Exercise aim: Lay out every line of the entries below as a Markdown table with two columns, Row (a running number) and Line (the line itself), skipping blank lines and leaving the pictures out.

Material:
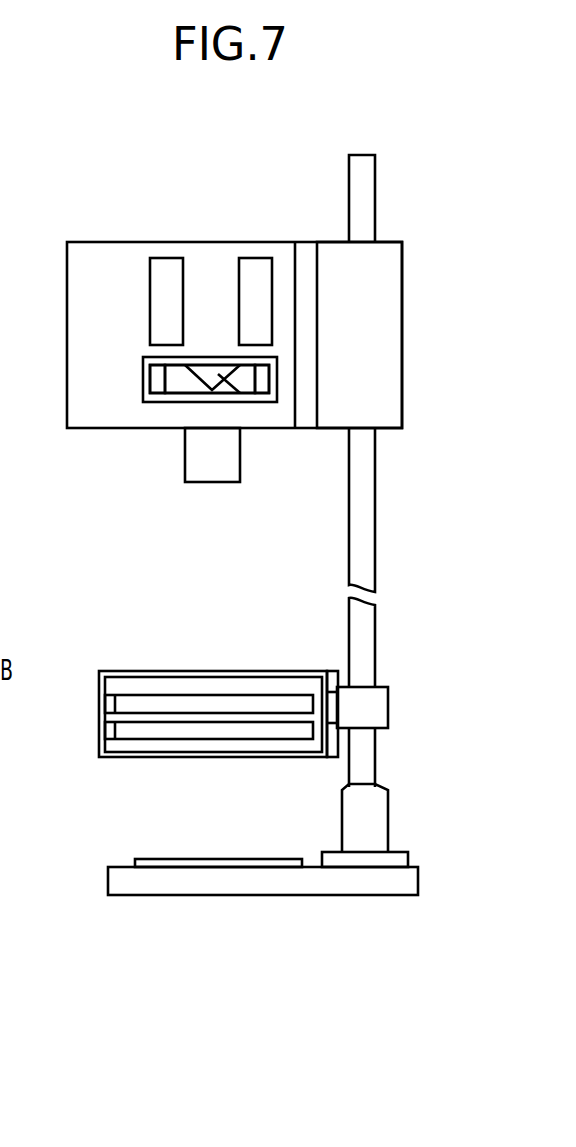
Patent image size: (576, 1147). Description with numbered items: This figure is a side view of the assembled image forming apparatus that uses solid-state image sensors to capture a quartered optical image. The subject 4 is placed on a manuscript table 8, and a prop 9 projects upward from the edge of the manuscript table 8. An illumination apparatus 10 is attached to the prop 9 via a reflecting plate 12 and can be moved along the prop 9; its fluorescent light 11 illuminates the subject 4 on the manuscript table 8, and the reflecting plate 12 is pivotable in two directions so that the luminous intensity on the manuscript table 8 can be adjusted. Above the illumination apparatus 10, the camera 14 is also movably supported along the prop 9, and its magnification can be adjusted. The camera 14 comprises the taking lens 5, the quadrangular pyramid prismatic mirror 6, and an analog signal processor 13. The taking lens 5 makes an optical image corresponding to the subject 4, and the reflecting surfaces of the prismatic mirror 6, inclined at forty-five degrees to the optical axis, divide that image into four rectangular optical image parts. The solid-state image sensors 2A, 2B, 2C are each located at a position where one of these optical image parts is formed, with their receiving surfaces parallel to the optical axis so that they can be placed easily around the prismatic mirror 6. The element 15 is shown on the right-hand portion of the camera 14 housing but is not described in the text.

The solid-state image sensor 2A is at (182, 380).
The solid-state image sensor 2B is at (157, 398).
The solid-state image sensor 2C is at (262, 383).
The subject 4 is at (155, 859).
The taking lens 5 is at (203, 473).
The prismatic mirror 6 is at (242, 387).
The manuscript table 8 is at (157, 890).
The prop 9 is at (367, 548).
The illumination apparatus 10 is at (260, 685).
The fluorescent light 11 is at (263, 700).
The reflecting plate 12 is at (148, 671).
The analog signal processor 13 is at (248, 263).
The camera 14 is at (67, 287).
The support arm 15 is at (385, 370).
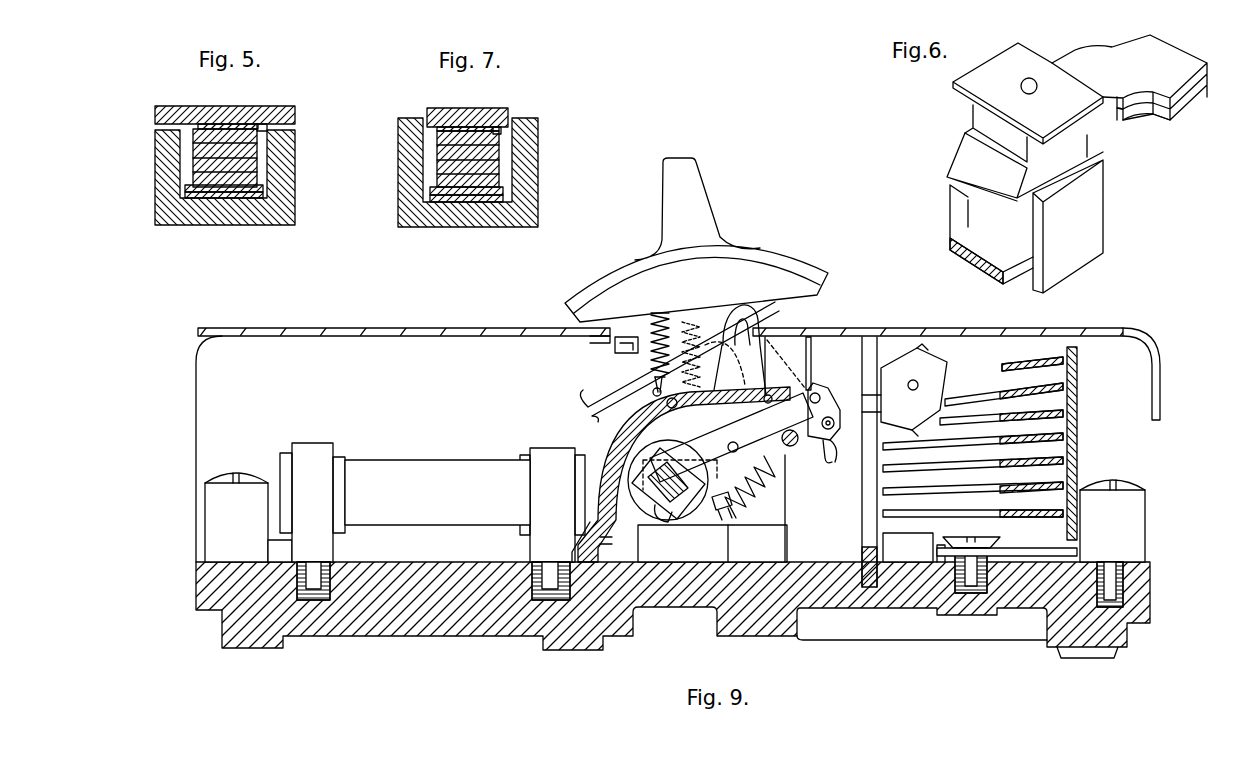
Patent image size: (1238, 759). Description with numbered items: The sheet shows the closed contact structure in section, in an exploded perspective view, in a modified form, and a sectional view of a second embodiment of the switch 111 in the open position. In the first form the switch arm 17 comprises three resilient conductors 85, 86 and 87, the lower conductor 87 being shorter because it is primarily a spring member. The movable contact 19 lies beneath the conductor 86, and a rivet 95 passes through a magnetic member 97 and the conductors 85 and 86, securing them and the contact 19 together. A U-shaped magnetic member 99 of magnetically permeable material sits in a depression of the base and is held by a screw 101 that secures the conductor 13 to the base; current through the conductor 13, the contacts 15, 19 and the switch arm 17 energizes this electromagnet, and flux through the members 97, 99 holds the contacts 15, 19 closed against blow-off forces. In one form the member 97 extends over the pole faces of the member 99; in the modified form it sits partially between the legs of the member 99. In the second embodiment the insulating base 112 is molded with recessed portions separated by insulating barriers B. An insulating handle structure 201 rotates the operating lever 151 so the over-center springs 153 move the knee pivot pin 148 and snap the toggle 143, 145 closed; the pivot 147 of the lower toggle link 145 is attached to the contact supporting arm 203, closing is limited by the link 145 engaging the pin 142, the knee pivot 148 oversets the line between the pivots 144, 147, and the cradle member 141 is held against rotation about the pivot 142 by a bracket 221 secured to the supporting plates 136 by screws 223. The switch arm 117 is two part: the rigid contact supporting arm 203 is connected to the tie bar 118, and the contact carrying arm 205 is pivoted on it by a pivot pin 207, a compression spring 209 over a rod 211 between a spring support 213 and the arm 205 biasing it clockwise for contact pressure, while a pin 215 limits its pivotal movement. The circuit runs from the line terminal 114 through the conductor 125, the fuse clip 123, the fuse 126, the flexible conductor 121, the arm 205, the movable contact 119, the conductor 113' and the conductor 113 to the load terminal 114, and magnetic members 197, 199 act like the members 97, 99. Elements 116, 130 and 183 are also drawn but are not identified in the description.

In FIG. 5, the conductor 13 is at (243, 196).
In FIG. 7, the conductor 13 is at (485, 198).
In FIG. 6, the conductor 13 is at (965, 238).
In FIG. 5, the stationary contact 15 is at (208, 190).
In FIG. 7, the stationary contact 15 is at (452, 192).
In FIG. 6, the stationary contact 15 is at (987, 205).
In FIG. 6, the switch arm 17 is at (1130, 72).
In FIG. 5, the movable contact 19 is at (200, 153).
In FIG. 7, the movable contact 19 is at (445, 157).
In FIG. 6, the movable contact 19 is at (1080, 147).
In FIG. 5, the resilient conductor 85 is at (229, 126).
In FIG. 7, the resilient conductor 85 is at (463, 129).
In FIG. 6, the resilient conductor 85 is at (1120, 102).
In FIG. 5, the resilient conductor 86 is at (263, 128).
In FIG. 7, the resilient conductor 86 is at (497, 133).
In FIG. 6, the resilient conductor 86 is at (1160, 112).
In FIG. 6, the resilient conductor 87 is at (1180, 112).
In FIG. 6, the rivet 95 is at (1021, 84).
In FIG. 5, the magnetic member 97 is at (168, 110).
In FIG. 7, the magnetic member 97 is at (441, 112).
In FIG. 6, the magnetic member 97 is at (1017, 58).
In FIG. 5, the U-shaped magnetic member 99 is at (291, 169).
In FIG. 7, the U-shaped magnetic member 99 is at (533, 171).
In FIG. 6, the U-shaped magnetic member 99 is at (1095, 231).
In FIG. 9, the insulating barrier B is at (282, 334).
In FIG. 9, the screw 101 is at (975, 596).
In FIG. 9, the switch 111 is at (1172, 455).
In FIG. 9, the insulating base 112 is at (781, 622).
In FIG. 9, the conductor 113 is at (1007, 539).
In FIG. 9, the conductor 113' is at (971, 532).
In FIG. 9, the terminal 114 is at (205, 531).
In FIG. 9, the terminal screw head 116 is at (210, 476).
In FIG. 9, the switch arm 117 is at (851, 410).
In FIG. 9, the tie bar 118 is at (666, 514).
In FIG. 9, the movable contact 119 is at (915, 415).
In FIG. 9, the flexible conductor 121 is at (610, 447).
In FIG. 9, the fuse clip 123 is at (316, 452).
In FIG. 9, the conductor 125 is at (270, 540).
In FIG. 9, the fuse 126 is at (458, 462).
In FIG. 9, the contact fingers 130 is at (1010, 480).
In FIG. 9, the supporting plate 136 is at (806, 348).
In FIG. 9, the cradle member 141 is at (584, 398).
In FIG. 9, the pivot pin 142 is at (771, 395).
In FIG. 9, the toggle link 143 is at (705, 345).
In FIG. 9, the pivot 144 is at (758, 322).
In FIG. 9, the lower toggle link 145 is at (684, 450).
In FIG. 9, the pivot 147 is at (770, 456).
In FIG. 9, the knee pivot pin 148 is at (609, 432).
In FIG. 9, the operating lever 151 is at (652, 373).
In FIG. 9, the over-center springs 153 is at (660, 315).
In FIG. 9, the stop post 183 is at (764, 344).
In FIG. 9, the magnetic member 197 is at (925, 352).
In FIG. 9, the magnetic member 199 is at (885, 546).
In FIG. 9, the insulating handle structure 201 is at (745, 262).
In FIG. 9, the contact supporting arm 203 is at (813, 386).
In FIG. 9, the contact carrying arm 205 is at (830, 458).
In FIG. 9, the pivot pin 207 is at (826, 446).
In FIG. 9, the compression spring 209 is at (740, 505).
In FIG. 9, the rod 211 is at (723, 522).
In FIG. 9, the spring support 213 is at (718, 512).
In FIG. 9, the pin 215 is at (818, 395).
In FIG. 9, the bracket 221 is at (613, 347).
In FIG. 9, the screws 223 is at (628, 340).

Task output:
| Row | Line |
|---|---|
| 1 | Patent image size: (576, 1147). Description with numbered items: This figure is a side view of the assembled image forming apparatus that uses solid-state image sensors to capture a quartered optical image. The subject 4 is placed on a manuscript table 8, and a prop 9 projects upward from the edge of the manuscript table 8. An illumination apparatus 10 is attached to the prop 9 via a reflecting plate 12 and can be moved along the prop 9; its fluorescent light 11 illuminates the subject 4 on the manuscript table 8, and the reflecting plate 12 is pivotable in two directions so that the luminous intensity on the manuscript table 8 can be adjusted. Above the illumination apparatus 10, the camera 14 is also movably supported along the prop 9, and its magnification can be adjusted. The camera 14 comprises the taking lens 5, the quadrangular pyramid prismatic mirror 6, and an analog signal processor 13. The taking lens 5 makes an optical image corresponding to the subject 4, and the reflecting surfaces of the prismatic mirror 6, inclined at forty-five degrees to the optical axis, divide that image into four rectangular optical image parts. The solid-state image sensors 2A, 2B, 2C are each located at a position where one of these optical image parts is formed, with their receiving surfaces parallel to the optical axis so that they can be placed easily around the prismatic mirror 6. The element 15 is shown on the right-hand portion of the camera 14 housing but is not described in the text. |
| 2 | The solid-state image sensor 2A is at (182, 380). |
| 3 | The solid-state image sensor 2B is at (157, 398). |
| 4 | The solid-state image sensor 2C is at (262, 383). |
| 5 | The subject 4 is at (155, 859). |
| 6 | The taking lens 5 is at (203, 473). |
| 7 | The prismatic mirror 6 is at (242, 387). |
| 8 | The manuscript table 8 is at (157, 890). |
| 9 | The prop 9 is at (367, 548). |
| 10 | The illumination apparatus 10 is at (260, 685). |
| 11 | The fluorescent light 11 is at (263, 700). |
| 12 | The reflecting plate 12 is at (148, 671). |
| 13 | The analog signal processor 13 is at (248, 263). |
| 14 | The camera 14 is at (67, 287). |
| 15 | The support arm 15 is at (385, 370). |
| 16 | Patent image size: (1238, 759). Description with numbered items: The sheet shows the closed contact structure in section, in an exploded perspective view, in a modified form, and a sectional view of a second embodiment of the switch 111 in the open position. In the first form the switch arm 17 comprises three resilient conductors 85, 86 and 87, the lower conductor 87 being shorter because it is primarily a spring member. The movable contact 19 lies beneath the conductor 86, and a rivet 95 passes through a magnetic member 97 and the conductors 85 and 86, securing them and the contact 19 together. A U-shaped magnetic member 99 of magnetically permeable material sits in a depression of the base and is held by a screw 101 that secures the conductor 13 to the base; current through the conductor 13, the contacts 15, 19 and the switch arm 17 energizes this electromagnet, and flux through the members 97, 99 holds the contacts 15, 19 closed against blow-off forces. In one form the member 97 extends over the pole faces of the member 99; in the modified form it sits partially between the legs of the member 99. In the second embodiment the insulating base 112 is molded with recessed portions separated by insulating barriers B. An insulating handle structure 201 rotates the operating lever 151 so the over-center springs 153 move the knee pivot pin 148 and snap the toggle 143, 145 closed; the pivot 147 of the lower toggle link 145 is attached to the contact supporting arm 203, closing is limited by the link 145 engaging the pin 142, the knee pivot 148 oversets the line between the pivots 144, 147, and the cradle member 141 is held against rotation about the pivot 142 by a bracket 221 secured to the supporting plates 136 by screws 223. The switch arm 117 is two part: the rigid contact supporting arm 203 is connected to the tie bar 118, and the contact carrying arm 205 is pivoted on it by a pivot pin 207, a compression spring 209 over a rod 211 between a spring support 213 and the arm 205 biasing it clockwise for contact pressure, while a pin 215 limits its pivotal movement. The circuit runs from the line terminal 114 through the conductor 125, the fuse clip 123, the fuse 126, the flexible conductor 121, the arm 205, the movable contact 119, the conductor 113' and the conductor 113 to the load terminal 114, and magnetic members 197, 199 act like the members 97, 99. Elements 116, 130 and 183 are also drawn but are not identified in the description. |
| 17 | In FIG. 5, the conductor 13 is at (243, 196). |
| 18 | In FIG. 7, the conductor 13 is at (485, 198). |
| 19 | In FIG. 6, the conductor 13 is at (965, 238). |
| 20 | In FIG. 5, the stationary contact 15 is at (208, 190). |
| 21 | In FIG. 7, the stationary contact 15 is at (452, 192). |
| 22 | In FIG. 6, the stationary contact 15 is at (987, 205). |
| 23 | In FIG. 6, the switch arm 17 is at (1130, 72). |
| 24 | In FIG. 5, the movable contact 19 is at (200, 153). |
| 25 | In FIG. 7, the movable contact 19 is at (445, 157). |
| 26 | In FIG. 6, the movable contact 19 is at (1080, 147). |
| 27 | In FIG. 5, the resilient conductor 85 is at (229, 126). |
| 28 | In FIG. 7, the resilient conductor 85 is at (463, 129). |
| 29 | In FIG. 6, the resilient conductor 85 is at (1120, 102). |
| 30 | In FIG. 5, the resilient conductor 86 is at (263, 128). |
| 31 | In FIG. 7, the resilient conductor 86 is at (497, 133). |
| 32 | In FIG. 6, the resilient conductor 86 is at (1160, 112). |
| 33 | In FIG. 6, the resilient conductor 87 is at (1180, 112). |
| 34 | In FIG. 6, the rivet 95 is at (1021, 84). |
| 35 | In FIG. 5, the magnetic member 97 is at (168, 110). |
| 36 | In FIG. 7, the magnetic member 97 is at (441, 112). |
| 37 | In FIG. 6, the magnetic member 97 is at (1017, 58). |
| 38 | In FIG. 5, the U-shaped magnetic member 99 is at (291, 169). |
| 39 | In FIG. 7, the U-shaped magnetic member 99 is at (533, 171). |
| 40 | In FIG. 6, the U-shaped magnetic member 99 is at (1095, 231). |
| 41 | In FIG. 9, the insulating barrier B is at (282, 334). |
| 42 | In FIG. 9, the screw 101 is at (975, 596). |
| 43 | In FIG. 9, the switch 111 is at (1172, 455). |
| 44 | In FIG. 9, the insulating base 112 is at (781, 622). |
| 45 | In FIG. 9, the conductor 113 is at (1007, 539). |
| 46 | In FIG. 9, the conductor 113' is at (971, 532). |
| 47 | In FIG. 9, the terminal 114 is at (205, 531). |
| 48 | In FIG. 9, the terminal screw head 116 is at (210, 476). |
| 49 | In FIG. 9, the switch arm 117 is at (851, 410). |
| 50 | In FIG. 9, the tie bar 118 is at (666, 514). |
| 51 | In FIG. 9, the movable contact 119 is at (915, 415). |
| 52 | In FIG. 9, the flexible conductor 121 is at (610, 447). |
| 53 | In FIG. 9, the fuse clip 123 is at (316, 452). |
| 54 | In FIG. 9, the conductor 125 is at (270, 540). |
| 55 | In FIG. 9, the fuse 126 is at (458, 462). |
| 56 | In FIG. 9, the contact fingers 130 is at (1010, 480). |
| 57 | In FIG. 9, the supporting plate 136 is at (806, 348). |
| 58 | In FIG. 9, the cradle member 141 is at (584, 398). |
| 59 | In FIG. 9, the pivot pin 142 is at (771, 395). |
| 60 | In FIG. 9, the toggle link 143 is at (705, 345). |
| 61 | In FIG. 9, the pivot 144 is at (758, 322). |
| 62 | In FIG. 9, the lower toggle link 145 is at (684, 450). |
| 63 | In FIG. 9, the pivot 147 is at (770, 456). |
| 64 | In FIG. 9, the knee pivot pin 148 is at (609, 432). |
| 65 | In FIG. 9, the operating lever 151 is at (652, 373). |
| 66 | In FIG. 9, the over-center springs 153 is at (660, 315). |
| 67 | In FIG. 9, the stop post 183 is at (764, 344). |
| 68 | In FIG. 9, the magnetic member 197 is at (925, 352). |
| 69 | In FIG. 9, the magnetic member 199 is at (885, 546). |
| 70 | In FIG. 9, the insulating handle structure 201 is at (745, 262). |
| 71 | In FIG. 9, the contact supporting arm 203 is at (813, 386). |
| 72 | In FIG. 9, the contact carrying arm 205 is at (830, 458). |
| 73 | In FIG. 9, the pivot pin 207 is at (826, 446). |
| 74 | In FIG. 9, the compression spring 209 is at (740, 505). |
| 75 | In FIG. 9, the rod 211 is at (723, 522). |
| 76 | In FIG. 9, the spring support 213 is at (718, 512). |
| 77 | In FIG. 9, the pin 215 is at (818, 395). |
| 78 | In FIG. 9, the bracket 221 is at (613, 347). |
| 79 | In FIG. 9, the screws 223 is at (628, 340). |